Lift out each line of the data that holds "emoji".

### Given records:
##########
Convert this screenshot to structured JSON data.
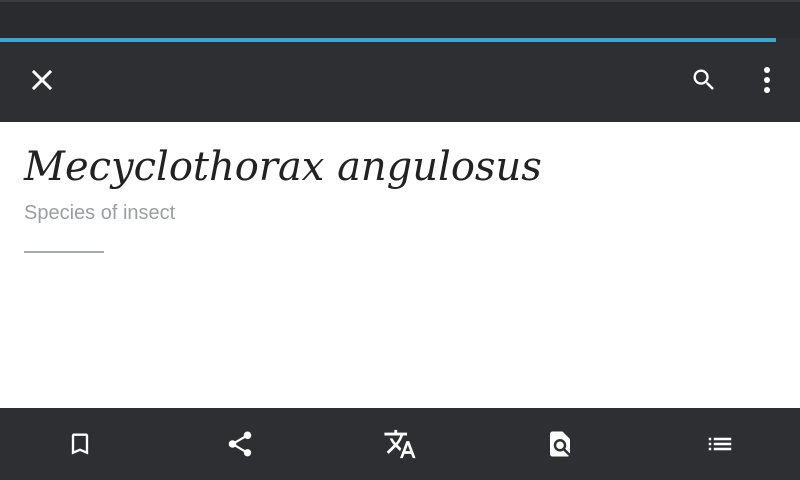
{
  "toolbar": {
    "close_icon": "close-icon",
    "search_icon": "search-icon",
    "overflow_icon": "more-vertical-icon"
  },
  "page": {
    "title": "Mecyclothorax angulosus",
    "subtitle": "Species of insect"
  },
  "load_progress": 0.97,
  "bottom_bar": {
    "items": [
      {
        "icon": "bookmark-icon"
      },
      {
        "icon": "share-icon"
      },
      {
        "icon": "translate-icon"
      },
      {
        "icon": "find-in-page-icon"
      },
      {
        "icon": "table-of-contents-icon"
      }
    ]
  },
  "colors": {
    "toolbar_bg": "#2e2f33",
    "status_bg": "#2a2b2e",
    "progress": "#3aa6d6",
    "title_text": "#222222",
    "subtitle_text": "#9b9ea2",
    "icon": "#ffffff"
  }
}
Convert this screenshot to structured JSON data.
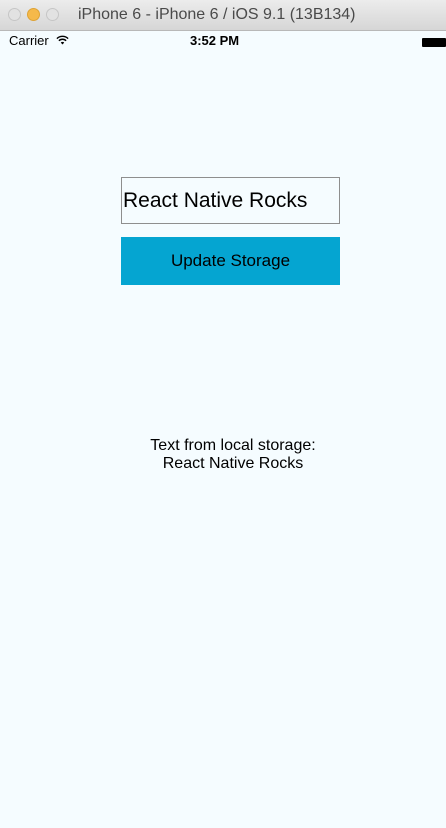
{
  "window": {
    "title": "iPhone 6 - iPhone 6 / iOS 9.1 (13B134)"
  },
  "status_bar": {
    "carrier": "Carrier",
    "wifi_icon": "wifi-icon",
    "time": "3:52 PM",
    "battery_icon": "battery-icon"
  },
  "form": {
    "input_value": "React Native Rocks",
    "button_label": "Update Storage",
    "button_color": "#05a5d1"
  },
  "storage": {
    "label": "Text from local storage:",
    "value": "React Native Rocks"
  },
  "colors": {
    "background": "#f5fcff",
    "accent": "#05a5d1",
    "minimize": "#f5b94a"
  }
}
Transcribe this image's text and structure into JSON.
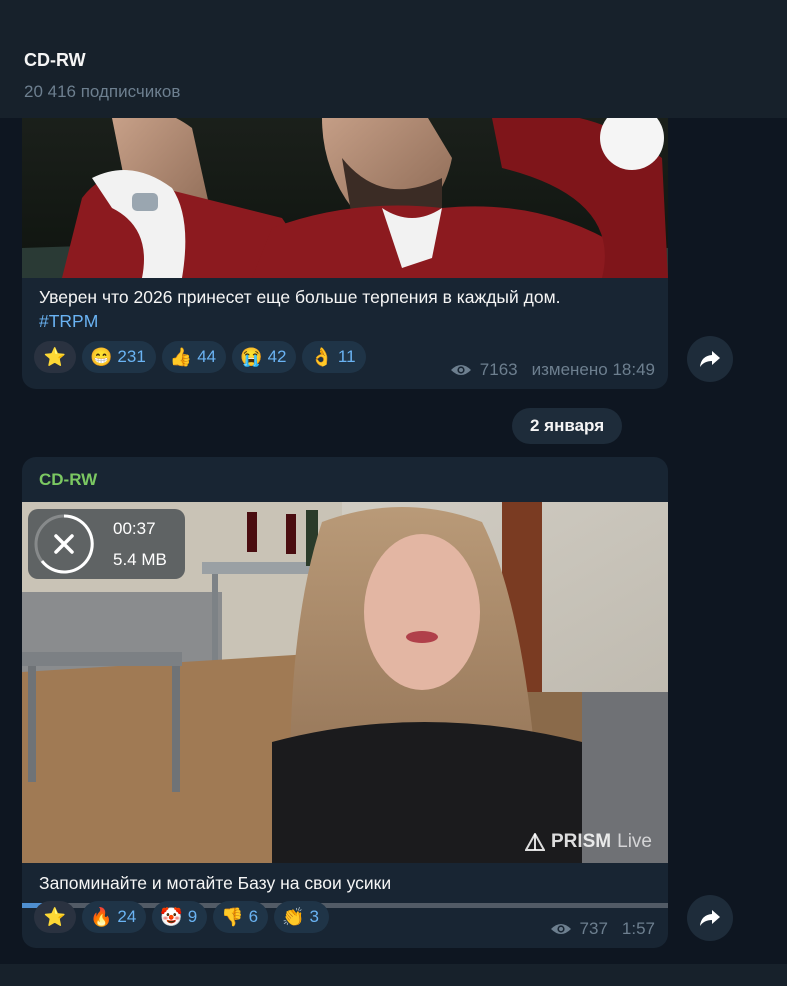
{
  "channel": {
    "title": "CD-RW",
    "subscribers": "20 416 подписчиков"
  },
  "post1": {
    "caption": "Уверен что 2026 принесет еще больше терпения в каждый дом.",
    "hashtag": "#TRPM",
    "reactions": [
      {
        "emoji": "⭐",
        "count": ""
      },
      {
        "emoji": "😁",
        "count": "231"
      },
      {
        "emoji": "👍",
        "count": "44"
      },
      {
        "emoji": "😭",
        "count": "42"
      },
      {
        "emoji": "👌",
        "count": "11"
      }
    ],
    "views": "7163",
    "edited": "изменено 18:49"
  },
  "date_separator": "2 января",
  "post2": {
    "sender": "CD-RW",
    "video_duration": "00:37",
    "video_size": "5.4 MB",
    "watermark_brand": "PRISM",
    "watermark_live": "Live",
    "playback_progress": 0.055,
    "caption": "Запоминайте и мотайте Базу на свои усики",
    "reactions": [
      {
        "emoji": "⭐",
        "count": ""
      },
      {
        "emoji": "🔥",
        "count": "24"
      },
      {
        "emoji": "🤡",
        "count": "9"
      },
      {
        "emoji": "👎",
        "count": "6"
      },
      {
        "emoji": "👏",
        "count": "3"
      }
    ],
    "views": "737",
    "time": "1:57"
  },
  "colors": {
    "link": "#6ab3f3",
    "sender": "#7bc862",
    "bubble": "#182533",
    "background": "#0e1621"
  },
  "icons": {
    "views": "eye-icon",
    "share": "share-arrow-icon",
    "download_cancel": "close-icon"
  }
}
##########
### Final answer:
        "emoji": "⭐",
        "emoji": "😁",
        "emoji": "👍",
        "emoji": "😭",
        "emoji": "👌",
        "emoji": "⭐",
        "emoji": "🔥",
        "emoji": "🤡",
        "emoji": "👎",
        "emoji": "👏",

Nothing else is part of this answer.